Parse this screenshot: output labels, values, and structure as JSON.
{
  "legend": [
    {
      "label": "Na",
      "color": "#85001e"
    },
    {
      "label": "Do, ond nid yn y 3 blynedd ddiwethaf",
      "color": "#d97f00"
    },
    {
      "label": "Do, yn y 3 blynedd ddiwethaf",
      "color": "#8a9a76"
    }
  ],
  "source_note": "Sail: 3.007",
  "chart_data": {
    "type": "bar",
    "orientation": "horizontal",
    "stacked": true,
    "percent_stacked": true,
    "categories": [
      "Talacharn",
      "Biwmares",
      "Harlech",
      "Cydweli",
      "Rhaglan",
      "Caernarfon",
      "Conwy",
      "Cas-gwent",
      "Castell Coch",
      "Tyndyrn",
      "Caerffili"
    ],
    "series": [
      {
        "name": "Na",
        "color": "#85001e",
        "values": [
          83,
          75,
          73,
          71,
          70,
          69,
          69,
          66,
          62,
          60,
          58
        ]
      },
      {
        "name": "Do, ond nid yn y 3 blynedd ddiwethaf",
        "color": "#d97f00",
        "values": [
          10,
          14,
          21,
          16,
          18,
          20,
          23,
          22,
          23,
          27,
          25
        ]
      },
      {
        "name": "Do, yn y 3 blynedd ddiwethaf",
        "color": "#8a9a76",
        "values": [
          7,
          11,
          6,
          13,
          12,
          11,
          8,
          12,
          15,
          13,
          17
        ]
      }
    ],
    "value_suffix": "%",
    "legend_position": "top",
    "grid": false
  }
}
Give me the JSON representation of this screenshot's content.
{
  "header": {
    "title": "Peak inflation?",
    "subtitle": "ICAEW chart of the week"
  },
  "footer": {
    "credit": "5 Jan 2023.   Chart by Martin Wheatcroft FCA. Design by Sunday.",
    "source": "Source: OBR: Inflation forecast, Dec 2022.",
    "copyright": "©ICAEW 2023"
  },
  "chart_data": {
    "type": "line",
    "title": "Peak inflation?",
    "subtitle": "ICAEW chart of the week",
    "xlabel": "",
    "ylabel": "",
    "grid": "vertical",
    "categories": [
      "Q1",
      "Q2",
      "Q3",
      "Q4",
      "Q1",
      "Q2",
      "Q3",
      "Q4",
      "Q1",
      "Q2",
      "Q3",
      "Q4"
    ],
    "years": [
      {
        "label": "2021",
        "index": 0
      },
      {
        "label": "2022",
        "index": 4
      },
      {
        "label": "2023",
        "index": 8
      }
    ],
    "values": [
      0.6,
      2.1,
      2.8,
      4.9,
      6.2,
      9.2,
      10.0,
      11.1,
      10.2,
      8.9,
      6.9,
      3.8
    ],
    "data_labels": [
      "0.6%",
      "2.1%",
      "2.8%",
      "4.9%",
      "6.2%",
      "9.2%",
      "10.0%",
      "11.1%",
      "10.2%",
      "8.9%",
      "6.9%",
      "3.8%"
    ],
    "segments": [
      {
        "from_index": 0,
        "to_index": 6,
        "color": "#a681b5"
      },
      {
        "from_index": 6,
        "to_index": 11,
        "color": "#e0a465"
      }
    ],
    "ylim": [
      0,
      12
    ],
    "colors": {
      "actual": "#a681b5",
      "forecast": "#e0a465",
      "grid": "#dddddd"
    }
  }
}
▬▬▬▬▬▬
*Objective:*
Write out every line of the records exactly.

*Right answer:*
Parse this screenshot: output labels, values, and structure as JSON.
{
  "legend": [
    {
      "label": "Na",
      "color": "#85001e"
    },
    {
      "label": "Do, ond nid yn y 3 blynedd ddiwethaf",
      "color": "#d97f00"
    },
    {
      "label": "Do, yn y 3 blynedd ddiwethaf",
      "color": "#8a9a76"
    }
  ],
  "source_note": "Sail: 3.007",
  "chart_data": {
    "type": "bar",
    "orientation": "horizontal",
    "stacked": true,
    "percent_stacked": true,
    "categories": [
      "Talacharn",
      "Biwmares",
      "Harlech",
      "Cydweli",
      "Rhaglan",
      "Caernarfon",
      "Conwy",
      "Cas-gwent",
      "Castell Coch",
      "Tyndyrn",
      "Caerffili"
    ],
    "series": [
      {
        "name": "Na",
        "color": "#85001e",
        "values": [
          83,
          75,
          73,
          71,
          70,
          69,
          69,
          66,
          62,
          60,
          58
        ]
      },
      {
        "name": "Do, ond nid yn y 3 blynedd ddiwethaf",
        "color": "#d97f00",
        "values": [
          10,
          14,
          21,
          16,
          18,
          20,
          23,
          22,
          23,
          27,
          25
        ]
      },
      {
        "name": "Do, yn y 3 blynedd ddiwethaf",
        "color": "#8a9a76",
        "values": [
          7,
          11,
          6,
          13,
          12,
          11,
          8,
          12,
          15,
          13,
          17
        ]
      }
    ],
    "value_suffix": "%",
    "legend_position": "top",
    "grid": false
  }
}
Give me the JSON representation of this screenshot's content.
{
  "header": {
    "title": "Peak inflation?",
    "subtitle": "ICAEW chart of the week"
  },
  "footer": {
    "credit": "5 Jan 2023.   Chart by Martin Wheatcroft FCA. Design by Sunday.",
    "source": "Source: OBR: Inflation forecast, Dec 2022.",
    "copyright": "©ICAEW 2023"
  },
  "chart_data": {
    "type": "line",
    "title": "Peak inflation?",
    "subtitle": "ICAEW chart of the week",
    "xlabel": "",
    "ylabel": "",
    "grid": "vertical",
    "categories": [
      "Q1",
      "Q2",
      "Q3",
      "Q4",
      "Q1",
      "Q2",
      "Q3",
      "Q4",
      "Q1",
      "Q2",
      "Q3",
      "Q4"
    ],
    "years": [
      {
        "label": "2021",
        "index": 0
      },
      {
        "label": "2022",
        "index": 4
      },
      {
        "label": "2023",
        "index": 8
      }
    ],
    "values": [
      0.6,
      2.1,
      2.8,
      4.9,
      6.2,
      9.2,
      10.0,
      11.1,
      10.2,
      8.9,
      6.9,
      3.8
    ],
    "data_labels": [
      "0.6%",
      "2.1%",
      "2.8%",
      "4.9%",
      "6.2%",
      "9.2%",
      "10.0%",
      "11.1%",
      "10.2%",
      "8.9%",
      "6.9%",
      "3.8%"
    ],
    "segments": [
      {
        "from_index": 0,
        "to_index": 6,
        "color": "#a681b5"
      },
      {
        "from_index": 6,
        "to_index": 11,
        "color": "#e0a465"
      }
    ],
    "ylim": [
      0,
      12
    ],
    "colors": {
      "actual": "#a681b5",
      "forecast": "#e0a465",
      "grid": "#dddddd"
    }
  }
}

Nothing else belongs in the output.